**EXERCISE PROMPT**. All of the material below is to be returned exactly.

**RECORDS SUPPLIED**.

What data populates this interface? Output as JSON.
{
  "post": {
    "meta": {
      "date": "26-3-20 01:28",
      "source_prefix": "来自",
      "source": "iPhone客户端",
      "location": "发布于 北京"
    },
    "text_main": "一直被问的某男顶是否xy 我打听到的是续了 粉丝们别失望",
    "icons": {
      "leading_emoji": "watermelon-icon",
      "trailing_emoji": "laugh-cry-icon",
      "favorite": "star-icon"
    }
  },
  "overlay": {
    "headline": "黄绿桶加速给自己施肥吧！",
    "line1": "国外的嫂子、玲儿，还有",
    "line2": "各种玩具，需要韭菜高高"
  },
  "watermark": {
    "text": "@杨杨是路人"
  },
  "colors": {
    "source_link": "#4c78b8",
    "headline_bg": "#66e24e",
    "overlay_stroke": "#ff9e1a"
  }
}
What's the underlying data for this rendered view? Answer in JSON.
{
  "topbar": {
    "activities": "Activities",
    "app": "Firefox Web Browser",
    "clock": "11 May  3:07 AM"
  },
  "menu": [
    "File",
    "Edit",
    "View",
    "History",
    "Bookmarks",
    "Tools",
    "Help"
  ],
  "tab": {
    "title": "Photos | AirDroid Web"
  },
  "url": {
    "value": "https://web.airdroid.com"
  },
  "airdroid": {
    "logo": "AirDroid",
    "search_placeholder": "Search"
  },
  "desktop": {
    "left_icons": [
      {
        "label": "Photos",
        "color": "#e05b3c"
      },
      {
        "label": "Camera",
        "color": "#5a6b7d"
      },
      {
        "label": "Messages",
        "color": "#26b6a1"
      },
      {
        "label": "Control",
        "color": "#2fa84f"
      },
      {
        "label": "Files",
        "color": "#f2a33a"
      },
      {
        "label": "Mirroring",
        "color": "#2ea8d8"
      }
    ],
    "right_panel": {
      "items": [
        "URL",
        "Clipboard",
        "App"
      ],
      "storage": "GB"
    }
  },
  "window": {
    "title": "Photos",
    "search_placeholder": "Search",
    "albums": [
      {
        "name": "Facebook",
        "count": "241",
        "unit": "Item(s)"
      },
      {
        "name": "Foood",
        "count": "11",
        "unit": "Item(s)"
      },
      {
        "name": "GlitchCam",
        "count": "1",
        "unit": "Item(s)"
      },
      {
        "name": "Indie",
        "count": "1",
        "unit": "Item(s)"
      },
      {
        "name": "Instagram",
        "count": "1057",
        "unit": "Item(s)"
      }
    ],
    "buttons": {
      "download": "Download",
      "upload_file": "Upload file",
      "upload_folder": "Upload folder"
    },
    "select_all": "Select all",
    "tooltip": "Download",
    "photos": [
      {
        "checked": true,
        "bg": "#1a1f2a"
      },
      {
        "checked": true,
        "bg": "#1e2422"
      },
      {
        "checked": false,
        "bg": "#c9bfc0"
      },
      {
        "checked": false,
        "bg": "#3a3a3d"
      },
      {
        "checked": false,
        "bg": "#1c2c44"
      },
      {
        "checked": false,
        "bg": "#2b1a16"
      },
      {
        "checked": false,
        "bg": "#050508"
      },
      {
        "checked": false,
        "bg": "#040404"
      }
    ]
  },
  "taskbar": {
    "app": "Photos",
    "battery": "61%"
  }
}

**THE RESPONSE**.
What data populates this interface? Output as JSON.
{
  "post": {
    "meta": {
      "date": "26-3-20 01:28",
      "source_prefix": "来自",
      "source": "iPhone客户端",
      "location": "发布于 北京"
    },
    "text_main": "一直被问的某男顶是否xy 我打听到的是续了 粉丝们别失望",
    "icons": {
      "leading_emoji": "watermelon-icon",
      "trailing_emoji": "laugh-cry-icon",
      "favorite": "star-icon"
    }
  },
  "overlay": {
    "headline": "黄绿桶加速给自己施肥吧！",
    "line1": "国外的嫂子、玲儿，还有",
    "line2": "各种玩具，需要韭菜高高"
  },
  "watermark": {
    "text": "@杨杨是路人"
  },
  "colors": {
    "source_link": "#4c78b8",
    "headline_bg": "#66e24e",
    "overlay_stroke": "#ff9e1a"
  }
}
What's the underlying data for this rendered view? Answer in JSON.
{
  "topbar": {
    "activities": "Activities",
    "app": "Firefox Web Browser",
    "clock": "11 May  3:07 AM"
  },
  "menu": [
    "File",
    "Edit",
    "View",
    "History",
    "Bookmarks",
    "Tools",
    "Help"
  ],
  "tab": {
    "title": "Photos | AirDroid Web"
  },
  "url": {
    "value": "https://web.airdroid.com"
  },
  "airdroid": {
    "logo": "AirDroid",
    "search_placeholder": "Search"
  },
  "desktop": {
    "left_icons": [
      {
        "label": "Photos",
        "color": "#e05b3c"
      },
      {
        "label": "Camera",
        "color": "#5a6b7d"
      },
      {
        "label": "Messages",
        "color": "#26b6a1"
      },
      {
        "label": "Control",
        "color": "#2fa84f"
      },
      {
        "label": "Files",
        "color": "#f2a33a"
      },
      {
        "label": "Mirroring",
        "color": "#2ea8d8"
      }
    ],
    "right_panel": {
      "items": [
        "URL",
        "Clipboard",
        "App"
      ],
      "storage": "GB"
    }
  },
  "window": {
    "title": "Photos",
    "search_placeholder": "Search",
    "albums": [
      {
        "name": "Facebook",
        "count": "241",
        "unit": "Item(s)"
      },
      {
        "name": "Foood",
        "count": "11",
        "unit": "Item(s)"
      },
      {
        "name": "GlitchCam",
        "count": "1",
        "unit": "Item(s)"
      },
      {
        "name": "Indie",
        "count": "1",
        "unit": "Item(s)"
      },
      {
        "name": "Instagram",
        "count": "1057",
        "unit": "Item(s)"
      }
    ],
    "buttons": {
      "download": "Download",
      "upload_file": "Upload file",
      "upload_folder": "Upload folder"
    },
    "select_all": "Select all",
    "tooltip": "Download",
    "photos": [
      {
        "checked": true,
        "bg": "#1a1f2a"
      },
      {
        "checked": true,
        "bg": "#1e2422"
      },
      {
        "checked": false,
        "bg": "#c9bfc0"
      },
      {
        "checked": false,
        "bg": "#3a3a3d"
      },
      {
        "checked": false,
        "bg": "#1c2c44"
      },
      {
        "checked": false,
        "bg": "#2b1a16"
      },
      {
        "checked": false,
        "bg": "#050508"
      },
      {
        "checked": false,
        "bg": "#040404"
      }
    ]
  },
  "taskbar": {
    "app": "Photos",
    "battery": "61%"
  }
}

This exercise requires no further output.